**YOUR TASK**
A faithful copy of all the data is the goal; omit the pictures.

Segment Open

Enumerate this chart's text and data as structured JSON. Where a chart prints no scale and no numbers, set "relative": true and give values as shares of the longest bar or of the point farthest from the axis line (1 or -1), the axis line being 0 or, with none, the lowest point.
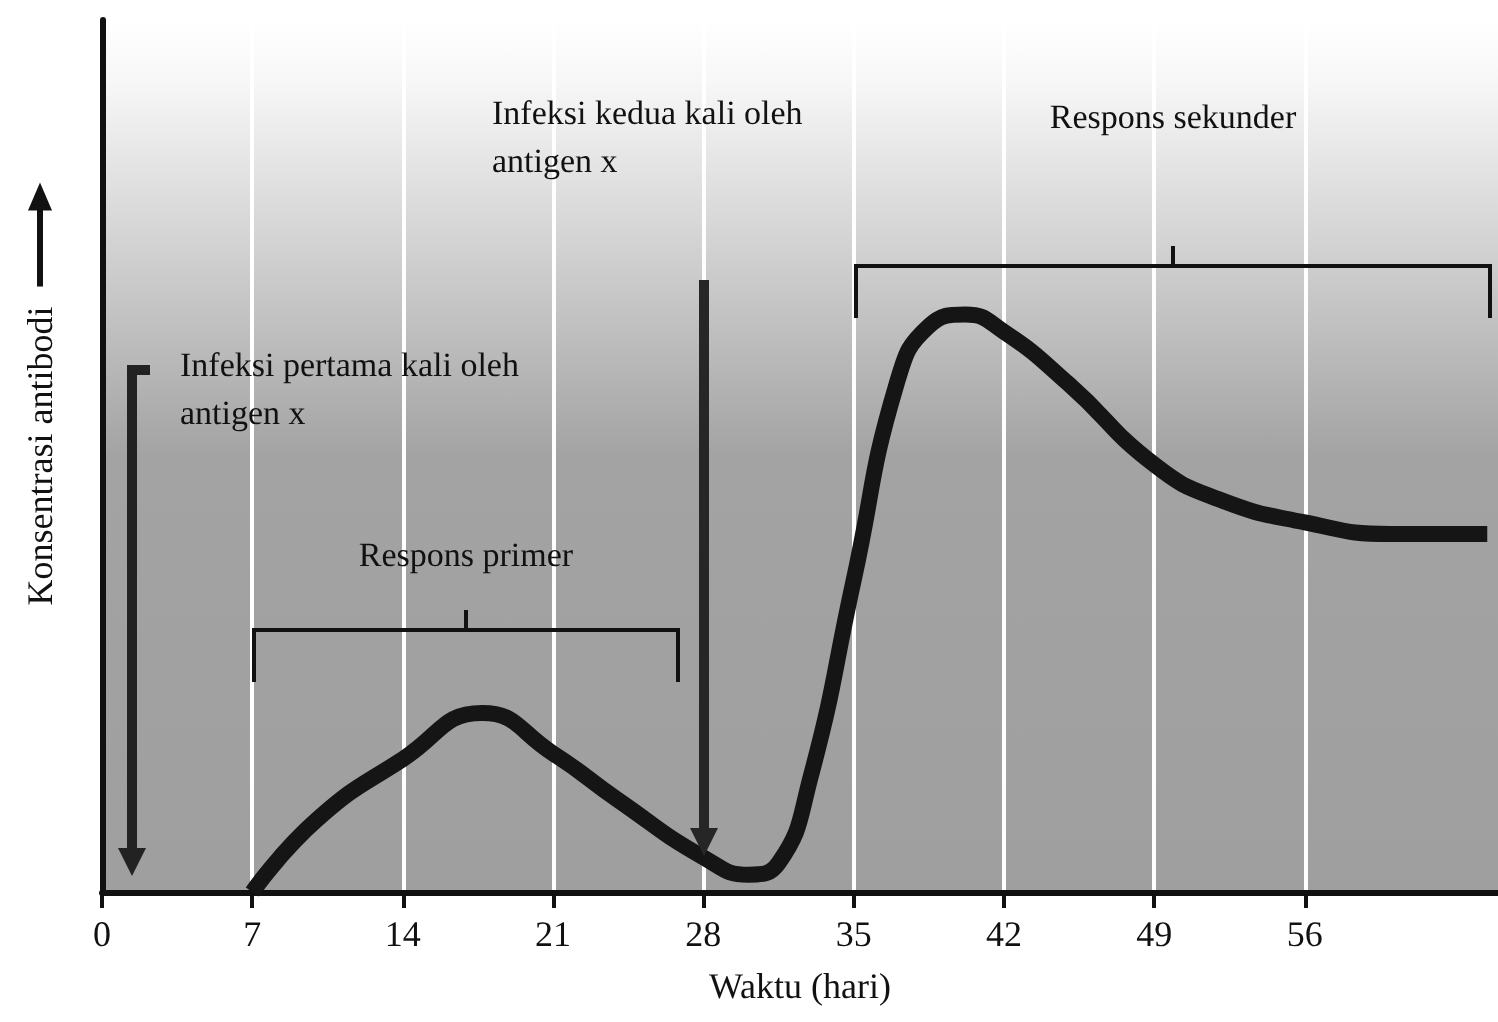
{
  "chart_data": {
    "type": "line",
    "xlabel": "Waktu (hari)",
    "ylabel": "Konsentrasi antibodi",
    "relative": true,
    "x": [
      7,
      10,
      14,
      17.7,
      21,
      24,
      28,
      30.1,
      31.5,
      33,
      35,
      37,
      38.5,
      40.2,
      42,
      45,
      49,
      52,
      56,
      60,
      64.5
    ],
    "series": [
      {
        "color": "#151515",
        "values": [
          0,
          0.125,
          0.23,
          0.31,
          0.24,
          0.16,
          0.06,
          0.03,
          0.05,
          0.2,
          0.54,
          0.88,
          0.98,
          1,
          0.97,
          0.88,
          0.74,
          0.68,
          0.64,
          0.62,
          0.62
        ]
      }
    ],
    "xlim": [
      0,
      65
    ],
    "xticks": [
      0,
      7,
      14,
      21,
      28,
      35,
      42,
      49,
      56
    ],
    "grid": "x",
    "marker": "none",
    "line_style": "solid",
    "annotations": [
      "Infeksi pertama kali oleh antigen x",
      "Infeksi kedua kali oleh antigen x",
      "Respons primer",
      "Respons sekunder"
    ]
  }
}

Segment Closed

**FINISHED TASK**
Enumerate this chart's text and data as structured JSON. Where a chart prints no scale and no numbers, set "relative": true and give values as shares of the longest bar or of the point farthest from the axis line (1 or -1), the axis line being 0 or, with none, the lowest point.
{
  "chart_data": {
    "type": "line",
    "xlabel": "Waktu (hari)",
    "ylabel": "Konsentrasi antibodi",
    "relative": true,
    "x": [
      7,
      10,
      14,
      17.7,
      21,
      24,
      28,
      30.1,
      31.5,
      33,
      35,
      37,
      38.5,
      40.2,
      42,
      45,
      49,
      52,
      56,
      60,
      64.5
    ],
    "series": [
      {
        "color": "#151515",
        "values": [
          0,
          0.125,
          0.23,
          0.31,
          0.24,
          0.16,
          0.06,
          0.03,
          0.05,
          0.2,
          0.54,
          0.88,
          0.98,
          1,
          0.97,
          0.88,
          0.74,
          0.68,
          0.64,
          0.62,
          0.62
        ]
      }
    ],
    "xlim": [
      0,
      65
    ],
    "xticks": [
      0,
      7,
      14,
      21,
      28,
      35,
      42,
      49,
      56
    ],
    "grid": "x",
    "marker": "none",
    "line_style": "solid",
    "annotations": [
      "Infeksi pertama kali oleh antigen x",
      "Infeksi kedua kali oleh antigen x",
      "Respons primer",
      "Respons sekunder"
    ]
  }
}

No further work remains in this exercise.